Requirements
Repeat the material exactly, leaving nothing out.
:::
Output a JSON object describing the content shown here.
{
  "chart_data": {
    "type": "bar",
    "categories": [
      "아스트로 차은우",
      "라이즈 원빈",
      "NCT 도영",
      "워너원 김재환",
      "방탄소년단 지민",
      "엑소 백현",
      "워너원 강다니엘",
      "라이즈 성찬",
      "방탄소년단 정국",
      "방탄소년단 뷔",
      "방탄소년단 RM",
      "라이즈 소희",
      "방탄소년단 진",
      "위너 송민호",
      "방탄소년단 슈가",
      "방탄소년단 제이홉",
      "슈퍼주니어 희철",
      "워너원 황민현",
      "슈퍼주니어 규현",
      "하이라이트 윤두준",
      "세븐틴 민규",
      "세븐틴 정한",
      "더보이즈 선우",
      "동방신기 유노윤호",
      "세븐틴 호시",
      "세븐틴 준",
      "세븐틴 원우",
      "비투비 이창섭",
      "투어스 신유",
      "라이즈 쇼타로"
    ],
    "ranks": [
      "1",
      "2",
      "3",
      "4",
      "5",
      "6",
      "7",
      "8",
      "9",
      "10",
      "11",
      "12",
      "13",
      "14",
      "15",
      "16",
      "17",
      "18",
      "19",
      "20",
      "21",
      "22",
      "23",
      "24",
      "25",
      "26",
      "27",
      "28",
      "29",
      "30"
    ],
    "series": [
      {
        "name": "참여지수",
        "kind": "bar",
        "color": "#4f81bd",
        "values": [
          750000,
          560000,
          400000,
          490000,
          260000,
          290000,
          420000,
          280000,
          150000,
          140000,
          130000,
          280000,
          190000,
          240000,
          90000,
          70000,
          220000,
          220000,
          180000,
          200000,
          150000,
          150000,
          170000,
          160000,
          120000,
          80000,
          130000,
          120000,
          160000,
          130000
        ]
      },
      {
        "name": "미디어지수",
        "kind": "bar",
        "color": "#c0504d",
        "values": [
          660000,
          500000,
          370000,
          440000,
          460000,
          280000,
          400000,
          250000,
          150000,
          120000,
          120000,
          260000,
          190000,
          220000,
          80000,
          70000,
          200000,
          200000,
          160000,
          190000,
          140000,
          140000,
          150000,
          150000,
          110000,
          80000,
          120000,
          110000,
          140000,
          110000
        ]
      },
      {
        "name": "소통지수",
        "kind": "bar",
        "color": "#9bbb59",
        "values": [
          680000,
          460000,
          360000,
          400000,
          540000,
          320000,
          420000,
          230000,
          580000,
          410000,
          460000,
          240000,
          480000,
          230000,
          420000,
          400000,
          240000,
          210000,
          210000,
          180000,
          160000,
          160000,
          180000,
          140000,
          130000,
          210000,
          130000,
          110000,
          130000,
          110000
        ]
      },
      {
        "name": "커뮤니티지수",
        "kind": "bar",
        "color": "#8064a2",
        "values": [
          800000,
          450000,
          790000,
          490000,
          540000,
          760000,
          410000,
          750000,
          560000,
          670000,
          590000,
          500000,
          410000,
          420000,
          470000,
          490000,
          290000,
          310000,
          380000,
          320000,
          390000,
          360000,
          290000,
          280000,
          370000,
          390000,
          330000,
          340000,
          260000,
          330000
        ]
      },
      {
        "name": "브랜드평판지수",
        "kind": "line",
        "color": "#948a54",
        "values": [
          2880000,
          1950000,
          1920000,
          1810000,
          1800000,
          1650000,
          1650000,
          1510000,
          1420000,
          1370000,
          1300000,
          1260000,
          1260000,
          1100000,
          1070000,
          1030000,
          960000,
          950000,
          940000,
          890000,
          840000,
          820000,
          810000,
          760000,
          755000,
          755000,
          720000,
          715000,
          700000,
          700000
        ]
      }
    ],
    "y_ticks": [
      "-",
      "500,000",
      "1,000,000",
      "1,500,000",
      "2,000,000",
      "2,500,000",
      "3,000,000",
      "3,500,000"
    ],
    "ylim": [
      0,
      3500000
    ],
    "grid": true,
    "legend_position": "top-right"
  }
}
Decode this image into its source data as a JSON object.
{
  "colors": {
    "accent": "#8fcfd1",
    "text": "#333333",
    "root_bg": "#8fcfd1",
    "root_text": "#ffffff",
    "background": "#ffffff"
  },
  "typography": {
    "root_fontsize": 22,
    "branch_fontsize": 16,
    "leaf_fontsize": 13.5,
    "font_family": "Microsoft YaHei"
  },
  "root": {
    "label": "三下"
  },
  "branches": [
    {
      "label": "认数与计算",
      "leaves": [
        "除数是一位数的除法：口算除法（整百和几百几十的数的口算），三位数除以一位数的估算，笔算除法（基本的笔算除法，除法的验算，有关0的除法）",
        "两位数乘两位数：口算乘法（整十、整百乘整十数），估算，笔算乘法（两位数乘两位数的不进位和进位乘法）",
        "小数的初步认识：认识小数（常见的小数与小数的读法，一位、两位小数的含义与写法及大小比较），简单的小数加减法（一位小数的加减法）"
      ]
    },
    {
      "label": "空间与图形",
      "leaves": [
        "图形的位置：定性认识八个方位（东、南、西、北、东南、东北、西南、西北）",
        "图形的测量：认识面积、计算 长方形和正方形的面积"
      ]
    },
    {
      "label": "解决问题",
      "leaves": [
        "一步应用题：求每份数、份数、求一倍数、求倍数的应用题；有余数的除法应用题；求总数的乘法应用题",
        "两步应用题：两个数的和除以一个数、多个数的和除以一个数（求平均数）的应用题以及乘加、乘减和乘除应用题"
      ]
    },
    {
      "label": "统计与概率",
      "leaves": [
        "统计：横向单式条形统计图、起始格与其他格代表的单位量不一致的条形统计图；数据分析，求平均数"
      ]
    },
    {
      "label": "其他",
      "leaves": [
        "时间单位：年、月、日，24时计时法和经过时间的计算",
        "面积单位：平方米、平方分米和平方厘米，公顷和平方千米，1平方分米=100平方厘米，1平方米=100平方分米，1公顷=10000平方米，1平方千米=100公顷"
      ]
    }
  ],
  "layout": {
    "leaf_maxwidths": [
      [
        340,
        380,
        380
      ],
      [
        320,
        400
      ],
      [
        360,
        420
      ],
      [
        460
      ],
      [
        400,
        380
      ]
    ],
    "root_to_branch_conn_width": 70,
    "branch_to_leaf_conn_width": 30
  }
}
:::
The reply
Output a JSON object describing the content shown here.
{
  "chart_data": {
    "type": "bar",
    "categories": [
      "아스트로 차은우",
      "라이즈 원빈",
      "NCT 도영",
      "워너원 김재환",
      "방탄소년단 지민",
      "엑소 백현",
      "워너원 강다니엘",
      "라이즈 성찬",
      "방탄소년단 정국",
      "방탄소년단 뷔",
      "방탄소년단 RM",
      "라이즈 소희",
      "방탄소년단 진",
      "위너 송민호",
      "방탄소년단 슈가",
      "방탄소년단 제이홉",
      "슈퍼주니어 희철",
      "워너원 황민현",
      "슈퍼주니어 규현",
      "하이라이트 윤두준",
      "세븐틴 민규",
      "세븐틴 정한",
      "더보이즈 선우",
      "동방신기 유노윤호",
      "세븐틴 호시",
      "세븐틴 준",
      "세븐틴 원우",
      "비투비 이창섭",
      "투어스 신유",
      "라이즈 쇼타로"
    ],
    "ranks": [
      "1",
      "2",
      "3",
      "4",
      "5",
      "6",
      "7",
      "8",
      "9",
      "10",
      "11",
      "12",
      "13",
      "14",
      "15",
      "16",
      "17",
      "18",
      "19",
      "20",
      "21",
      "22",
      "23",
      "24",
      "25",
      "26",
      "27",
      "28",
      "29",
      "30"
    ],
    "series": [
      {
        "name": "참여지수",
        "kind": "bar",
        "color": "#4f81bd",
        "values": [
          750000,
          560000,
          400000,
          490000,
          260000,
          290000,
          420000,
          280000,
          150000,
          140000,
          130000,
          280000,
          190000,
          240000,
          90000,
          70000,
          220000,
          220000,
          180000,
          200000,
          150000,
          150000,
          170000,
          160000,
          120000,
          80000,
          130000,
          120000,
          160000,
          130000
        ]
      },
      {
        "name": "미디어지수",
        "kind": "bar",
        "color": "#c0504d",
        "values": [
          660000,
          500000,
          370000,
          440000,
          460000,
          280000,
          400000,
          250000,
          150000,
          120000,
          120000,
          260000,
          190000,
          220000,
          80000,
          70000,
          200000,
          200000,
          160000,
          190000,
          140000,
          140000,
          150000,
          150000,
          110000,
          80000,
          120000,
          110000,
          140000,
          110000
        ]
      },
      {
        "name": "소통지수",
        "kind": "bar",
        "color": "#9bbb59",
        "values": [
          680000,
          460000,
          360000,
          400000,
          540000,
          320000,
          420000,
          230000,
          580000,
          410000,
          460000,
          240000,
          480000,
          230000,
          420000,
          400000,
          240000,
          210000,
          210000,
          180000,
          160000,
          160000,
          180000,
          140000,
          130000,
          210000,
          130000,
          110000,
          130000,
          110000
        ]
      },
      {
        "name": "커뮤니티지수",
        "kind": "bar",
        "color": "#8064a2",
        "values": [
          800000,
          450000,
          790000,
          490000,
          540000,
          760000,
          410000,
          750000,
          560000,
          670000,
          590000,
          500000,
          410000,
          420000,
          470000,
          490000,
          290000,
          310000,
          380000,
          320000,
          390000,
          360000,
          290000,
          280000,
          370000,
          390000,
          330000,
          340000,
          260000,
          330000
        ]
      },
      {
        "name": "브랜드평판지수",
        "kind": "line",
        "color": "#948a54",
        "values": [
          2880000,
          1950000,
          1920000,
          1810000,
          1800000,
          1650000,
          1650000,
          1510000,
          1420000,
          1370000,
          1300000,
          1260000,
          1260000,
          1100000,
          1070000,
          1030000,
          960000,
          950000,
          940000,
          890000,
          840000,
          820000,
          810000,
          760000,
          755000,
          755000,
          720000,
          715000,
          700000,
          700000
        ]
      }
    ],
    "y_ticks": [
      "-",
      "500,000",
      "1,000,000",
      "1,500,000",
      "2,000,000",
      "2,500,000",
      "3,000,000",
      "3,500,000"
    ],
    "ylim": [
      0,
      3500000
    ],
    "grid": true,
    "legend_position": "top-right"
  }
}
Decode this image into its source data as a JSON object.
{
  "colors": {
    "accent": "#8fcfd1",
    "text": "#333333",
    "root_bg": "#8fcfd1",
    "root_text": "#ffffff",
    "background": "#ffffff"
  },
  "typography": {
    "root_fontsize": 22,
    "branch_fontsize": 16,
    "leaf_fontsize": 13.5,
    "font_family": "Microsoft YaHei"
  },
  "root": {
    "label": "三下"
  },
  "branches": [
    {
      "label": "认数与计算",
      "leaves": [
        "除数是一位数的除法：口算除法（整百和几百几十的数的口算），三位数除以一位数的估算，笔算除法（基本的笔算除法，除法的验算，有关0的除法）",
        "两位数乘两位数：口算乘法（整十、整百乘整十数），估算，笔算乘法（两位数乘两位数的不进位和进位乘法）",
        "小数的初步认识：认识小数（常见的小数与小数的读法，一位、两位小数的含义与写法及大小比较），简单的小数加减法（一位小数的加减法）"
      ]
    },
    {
      "label": "空间与图形",
      "leaves": [
        "图形的位置：定性认识八个方位（东、南、西、北、东南、东北、西南、西北）",
        "图形的测量：认识面积、计算 长方形和正方形的面积"
      ]
    },
    {
      "label": "解决问题",
      "leaves": [
        "一步应用题：求每份数、份数、求一倍数、求倍数的应用题；有余数的除法应用题；求总数的乘法应用题",
        "两步应用题：两个数的和除以一个数、多个数的和除以一个数（求平均数）的应用题以及乘加、乘减和乘除应用题"
      ]
    },
    {
      "label": "统计与概率",
      "leaves": [
        "统计：横向单式条形统计图、起始格与其他格代表的单位量不一致的条形统计图；数据分析，求平均数"
      ]
    },
    {
      "label": "其他",
      "leaves": [
        "时间单位：年、月、日，24时计时法和经过时间的计算",
        "面积单位：平方米、平方分米和平方厘米，公顷和平方千米，1平方分米=100平方厘米，1平方米=100平方分米，1公顷=10000平方米，1平方千米=100公顷"
      ]
    }
  ],
  "layout": {
    "leaf_maxwidths": [
      [
        340,
        380,
        380
      ],
      [
        320,
        400
      ],
      [
        360,
        420
      ],
      [
        460
      ],
      [
        400,
        380
      ]
    ],
    "root_to_branch_conn_width": 70,
    "branch_to_leaf_conn_width": 30
  }
}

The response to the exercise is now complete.